Instructions for the task » Identify, in the records below, every line where the string "this" appears, and copy each such line.

Data lines »
* * * *
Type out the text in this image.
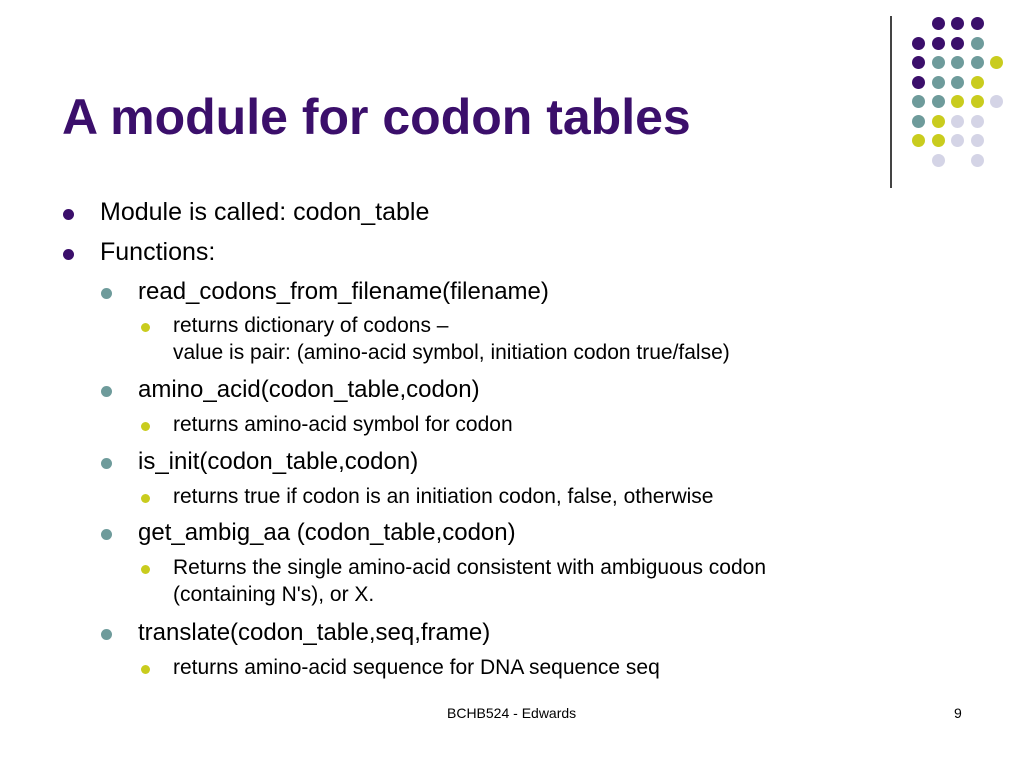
A module for codon tables
Module is called: codon_table
Functions:
read_codons_from_filename(filename)
returns dictionary of codons –
value is pair: (amino-acid symbol, initiation codon true/false)
amino_acid(codon_table,codon)
returns amino-acid symbol for codon
is_init(codon_table,codon)
returns true if codon is an initiation codon, false, otherwise
get_ambig_aa (codon_table,codon)
Returns the single amino-acid consistent with ambiguous codon
(containing N's), or X.
translate(codon_table,seq,frame)
returns amino-acid sequence for DNA sequence seq
BCHB524 - Edwards	9
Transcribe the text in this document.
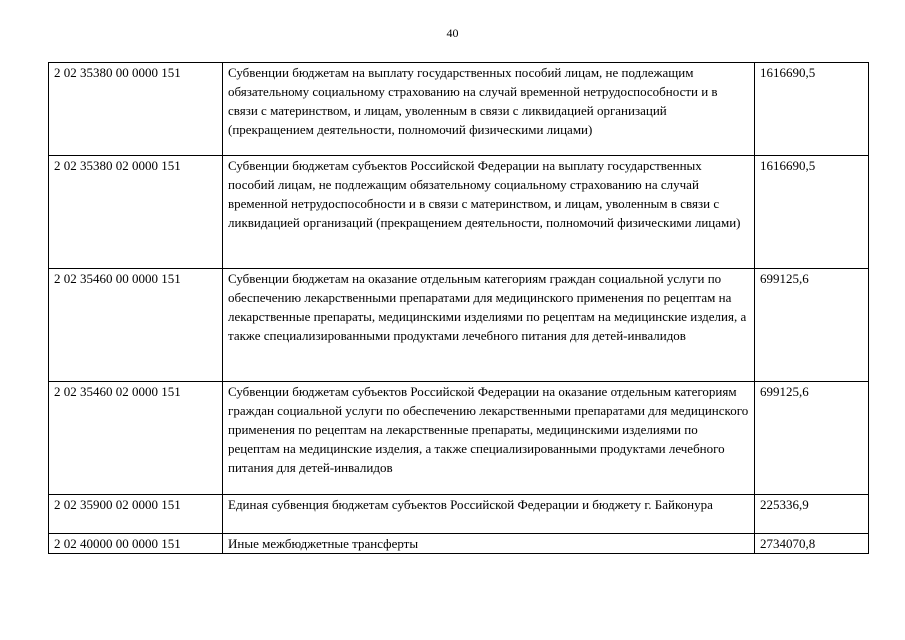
40
2 02 35380 00 0000 151	Субвенции бюджетам на выплату государственных пособий лицам, не подлежащим обязательному социальному страхованию на случай временной нетрудоспособности и в связи с материнством, и лицам, уволенным в связи с ликвидацией организаций (прекращением деятельности, полномочий физическими лицами)	1616690,5
2 02 35380 02 0000 151	Субвенции бюджетам субъектов Российской Федерации на выплату государственных пособий лицам, не подлежащим обязательному социальному страхованию на случай временной нетрудоспособности и в связи с материнством, и лицам, уволенным в связи с ликвидацией организаций (прекращением деятельности, полномочий физическими лицами)	1616690,5
2 02 35460 00 0000 151	Субвенции бюджетам на оказание отдельным категориям граждан социальной услуги по обеспечению лекарственными препаратами для медицинского применения по рецептам на лекарственные препараты, медицинскими изделиями по рецептам на медицинские изделия, а также специализированными продуктами лечебного питания для детей-инвалидов	699125,6
2 02 35460 02 0000 151	Субвенции бюджетам субъектов Российской Федерации на оказание отдельным категориям граждан социальной услуги по обеспечению лекарственными препаратами для медицинского применения по рецептам на лекарственные препараты, медицинскими изделиями по рецептам на медицинские изделия, а также специализированными продуктами лечебного питания для детей-инвалидов	699125,6
2 02 35900 02 0000 151	Единая субвенция бюджетам субъектов Российской Федерации и бюджету г. Байконура	225336,9
2 02 40000 00 0000 151	Иные межбюджетные трансферты	2734070,8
* * * *
Solved problem »
Type out the text in this image.
Transcribe the text in this document.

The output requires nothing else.